= Trecho de origem =
A partir disso, houve reflexos nos movimentos sociais e, por conseguinte, uma

mudança de atitude do poder público, que passou a agir em ações interventivas no

domínio econômico, como forma de minimizar os efeitos nefastos do capitalismo,

regime predominante após a revolução industrial. Além disso, a Primeira Guerra

Mundial aumentou as exigências de provisão, criando uma necessidade de controlar

da vida econômica e, portanto, readaptar o liberalismo. Em seguida, a crise econômica

de 1929 reforça a necessidade do controle econômico. Como se não bastasse, a

sequência do cenário global foi a Segunda Guerra Mundial, que terminou por levar ao

Estado à responsabilização pelo controle dos recursos sociais (STRECK, BOLZAN

DE MORAIS, 2003).

= Problema curto 1 =
Responda sobre o trecho a respeito da intervenção do Estado na economia:
(a) Qual regime predominou após a revolução industrial?
(b) Que guerra aumentou as exigências de provisão?
(c) Em que ano ocorreu a crise econômica que reforçou a necessidade do controle econômico?
= Problema curto 2 =
Escreva a continuação do trecho sobre a intervenção do Estado na economia, começando logo depois da última frase.

= Dados extraídos =

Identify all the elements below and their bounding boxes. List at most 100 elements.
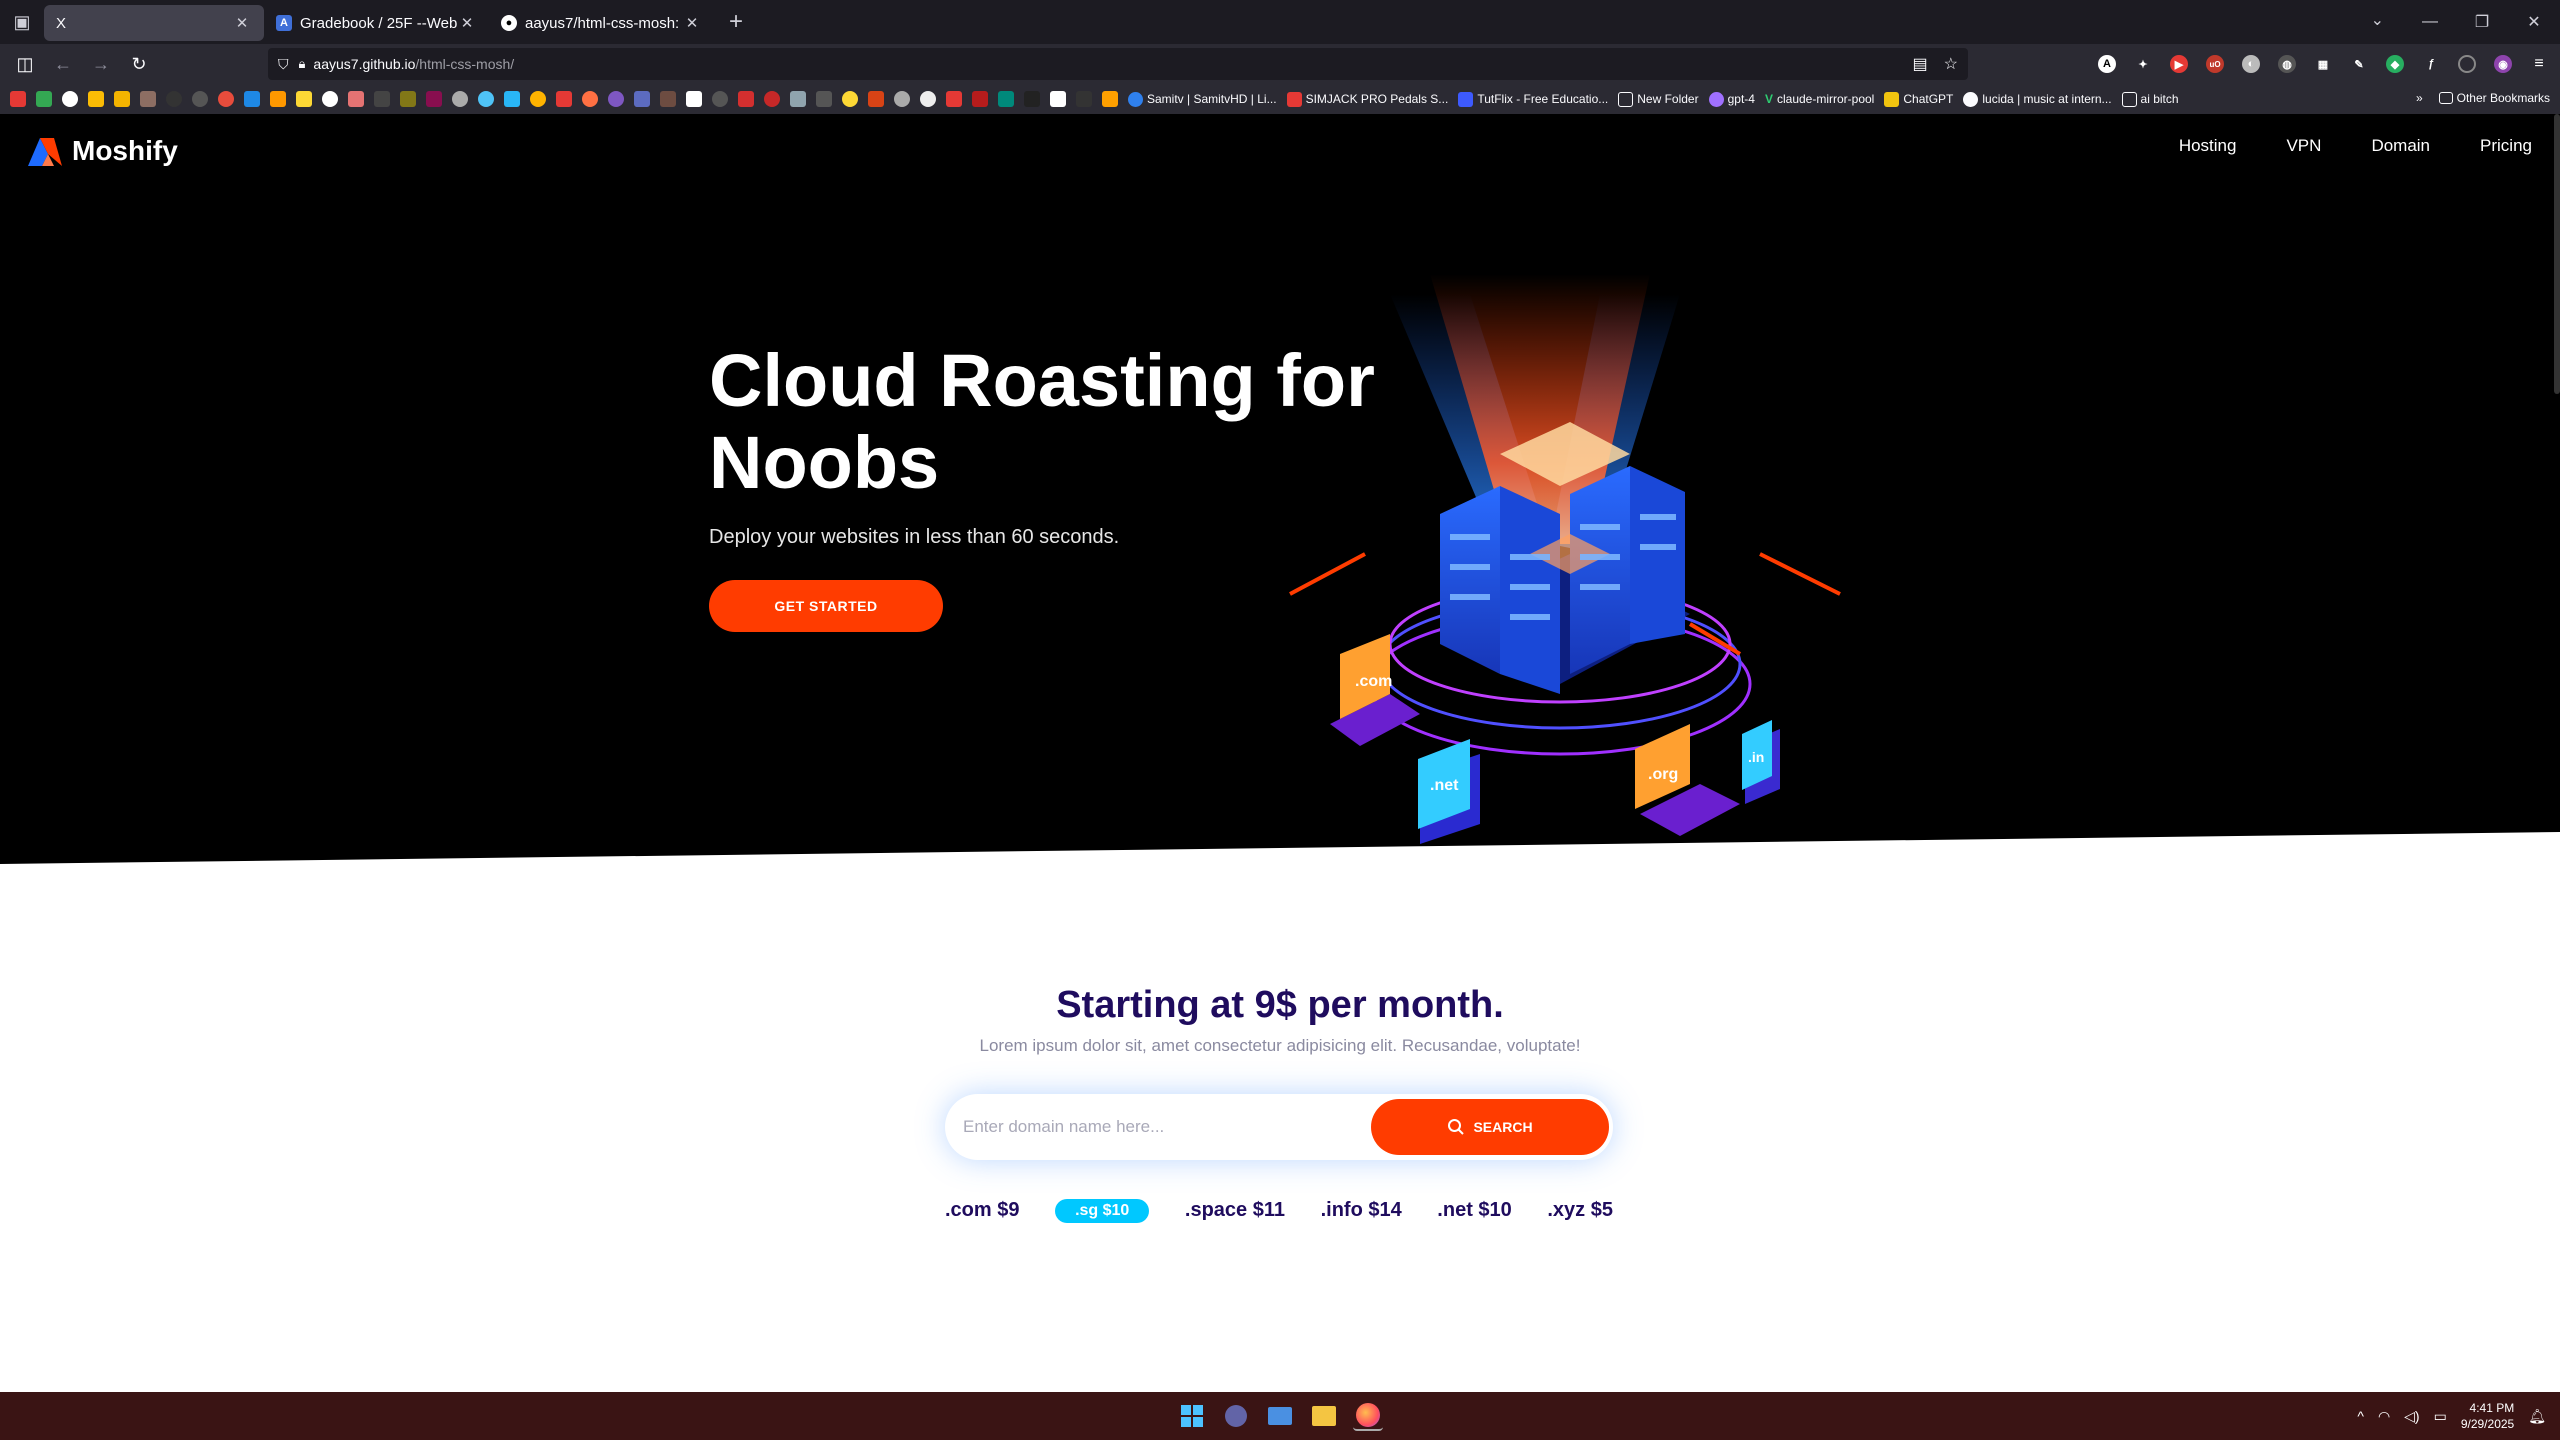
clock[interactable]: 4:41 PM 9/29/2025 [2461, 1400, 2514, 1432]
bookmark-icon[interactable] [88, 91, 104, 107]
tab-x[interactable]: X ✕ [44, 5, 264, 41]
extension-icon[interactable]: ◐ [2242, 55, 2260, 73]
account-icon[interactable]: A [2098, 55, 2116, 73]
url-bar[interactable]: ⛉ 🔒︎ aayus7.github.io/html-css-mosh/ ▤ ☆ [268, 48, 1968, 80]
reader-view-icon[interactable]: ▤ [1913, 54, 1928, 74]
bookmark-icon[interactable] [296, 91, 312, 107]
close-window-button[interactable]: ✕ [2508, 12, 2560, 32]
ublock-icon[interactable]: uO [2206, 55, 2224, 73]
globe-icon[interactable] [894, 91, 910, 107]
chevron-down-icon[interactable]: ⌄ [2371, 10, 2384, 30]
bookmark-icon[interactable] [374, 91, 390, 107]
bookmark-samitv[interactable]: Samitv | SamitvHD | Li... [1128, 91, 1277, 107]
nav-hosting[interactable]: Hosting [2179, 136, 2237, 156]
lock-icon[interactable]: 🔒︎ [299, 56, 306, 72]
extension-icon[interactable]: ◍ [2278, 55, 2296, 73]
bookmark-icon[interactable] [1024, 91, 1040, 107]
bookmark-icon[interactable] [426, 91, 442, 107]
bookmark-icon[interactable] [166, 91, 182, 107]
nav-pricing[interactable]: Pricing [2480, 136, 2532, 156]
bookmark-icon[interactable] [140, 91, 156, 107]
close-icon[interactable]: ✕ [232, 14, 252, 32]
teams-icon[interactable] [1221, 1401, 1251, 1431]
bookmark-icon[interactable] [712, 91, 728, 107]
chevron-double-right-icon[interactable]: » [2416, 91, 2423, 105]
close-icon[interactable]: ✕ [457, 14, 477, 32]
bookmark-icon[interactable] [764, 91, 780, 107]
bookmark-icon[interactable] [686, 91, 702, 107]
bookmark-icon[interactable] [218, 91, 234, 107]
play-icon[interactable] [1050, 91, 1066, 107]
bookmark-icon[interactable] [270, 91, 286, 107]
bookmark-icon[interactable] [36, 91, 52, 107]
tab-github[interactable]: ● aayus7/html-css-mosh: (((( ✕ [489, 5, 714, 41]
bookmark-icon[interactable] [62, 91, 78, 107]
chevron-up-icon[interactable]: ^ [2357, 1408, 2364, 1424]
bookmark-icon[interactable] [946, 91, 962, 107]
reload-button[interactable]: ↻ [120, 48, 158, 80]
other-bookmarks[interactable]: » Other Bookmarks [2405, 91, 2550, 105]
bookmark-icon[interactable] [868, 91, 884, 107]
bookmark-simjack[interactable]: SIMJACK PRO Pedals S... [1286, 91, 1448, 107]
bookmark-icon[interactable] [556, 91, 572, 107]
function-icon[interactable]: ƒ [2422, 55, 2440, 73]
bookmark-icon[interactable] [660, 91, 676, 107]
pen-icon[interactable]: ✎ [2350, 55, 2368, 73]
extension-icon[interactable]: ◆ [2386, 55, 2404, 73]
close-icon[interactable]: ✕ [682, 14, 702, 32]
bookmark-icon[interactable] [400, 91, 416, 107]
bookmark-icon[interactable] [478, 91, 494, 107]
bookmark-icon[interactable] [530, 91, 546, 107]
nav-domain[interactable]: Domain [2371, 136, 2430, 156]
bookmark-tutflix[interactable]: TutFlix - Free Educatio... [1458, 91, 1608, 107]
bookmark-icon[interactable] [192, 91, 208, 107]
bookmark-icon[interactable] [790, 91, 806, 107]
menu-icon[interactable]: ≡ [2530, 55, 2548, 73]
restore-button[interactable]: ❐ [2456, 12, 2508, 32]
brand-logo[interactable]: Moshify [26, 134, 178, 168]
notification-bell-icon[interactable]: 🔔︎ [2528, 1408, 2546, 1425]
shield-icon[interactable]: ⛉ [278, 56, 289, 73]
bookmark-icon[interactable] [998, 91, 1014, 107]
new-tab-button[interactable]: + [718, 4, 754, 40]
bookmark-icon[interactable] [816, 91, 832, 107]
youtube-extension-icon[interactable]: ▶ [2170, 55, 2188, 73]
tab-gradebook[interactable]: A Gradebook / 25F --Web Applic ✕ [264, 5, 489, 41]
start-button[interactable] [1177, 1401, 1207, 1431]
bookmark-icon[interactable] [114, 91, 130, 107]
bookmark-icon[interactable] [920, 91, 936, 107]
bookmark-star-icon[interactable]: ☆ [1944, 54, 1958, 74]
bookmark-icon[interactable] [738, 91, 754, 107]
globe-icon[interactable] [452, 91, 468, 107]
battery-icon[interactable]: ▭ [2434, 1408, 2447, 1425]
bookmark-icon[interactable] [842, 91, 858, 107]
domain-search-input[interactable] [945, 1094, 1371, 1160]
bookmark-icon[interactable] [582, 91, 598, 107]
file-explorer-icon[interactable] [1309, 1401, 1339, 1431]
bookmark-chatgpt[interactable]: ChatGPT [1884, 91, 1953, 107]
extension-icon[interactable]: ◉ [2494, 55, 2512, 73]
get-started-button[interactable]: GET STARTED [709, 580, 943, 632]
loading-icon[interactable] [2458, 55, 2476, 73]
bookmark-icon[interactable] [972, 91, 988, 107]
bookmark-ai[interactable]: ai bitch [2121, 91, 2179, 107]
volume-icon[interactable]: ◁) [2404, 1408, 2419, 1425]
extension-icon[interactable]: ▦ [2314, 55, 2332, 73]
bookmark-icon[interactable] [608, 91, 624, 107]
puzzle-icon[interactable]: ✦ [2134, 55, 2152, 73]
forward-button[interactable]: → [82, 48, 120, 80]
bookmark-gpt4[interactable]: gpt-4 [1708, 91, 1755, 107]
bookmark-icon[interactable] [10, 91, 26, 107]
bookmark-icon[interactable] [504, 91, 520, 107]
tab-list-icon[interactable]: ▣ [0, 0, 44, 44]
bookmark-claude-mirror[interactable]: Vclaude-mirror-pool [1765, 92, 1874, 106]
back-button[interactable]: ← [44, 48, 82, 80]
photos-icon[interactable] [1265, 1401, 1295, 1431]
search-button[interactable]: SEARCH [1371, 1099, 1609, 1155]
bookmark-icon[interactable] [348, 91, 364, 107]
bookmark-new-folder[interactable]: New Folder [1618, 91, 1699, 107]
firefox-icon[interactable] [1353, 1401, 1383, 1431]
sidebar-icon[interactable]: ◫ [6, 48, 44, 80]
bookmark-icon[interactable] [244, 91, 260, 107]
bookmark-icon[interactable] [322, 91, 338, 107]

= Resposta escrita 1 =
(a) O capitalismo.
(b) A Primeira Guerra Mundial.
(c) Em 1929.

= Resposta escrita 2 =
Logo, o individualismo liberal exacerbado precisou ser remediado por

intermédio de garantias coletivas, buscando uma fusão do capitalismo e da busca pelo

bem-estar social (Welfare State). Assim, este novo modelo de Estado “[...] pode-se

caracterizar [...] como aquele que garante tipos mínimos de renda, alimentação,

saúde, habitação, educação, assegurados a todo cidadão, não como caridade, mas

como direito político.”. O Estado Social de Direito, por sua vez,

[...] significa um Estado sujeito à lei legitimamente estabelecida com respeito ao texto e às práticas constitucionais, indiferentemente de seu caráter formal ou material, abstrato ou concreto, constitutivo ou ativo, à qual, de qualquer maneira, não pode colidir com os preceitos sociais estabelecidos pela Constituição e reconhecidos pela práxis constitucional como normatização de valores por e para os quais se constitui o Estado Social e que, portanto, fundamentam a sua legalidade. (STRECK; BOLZAN DE MORAIS, 2003, p. 92).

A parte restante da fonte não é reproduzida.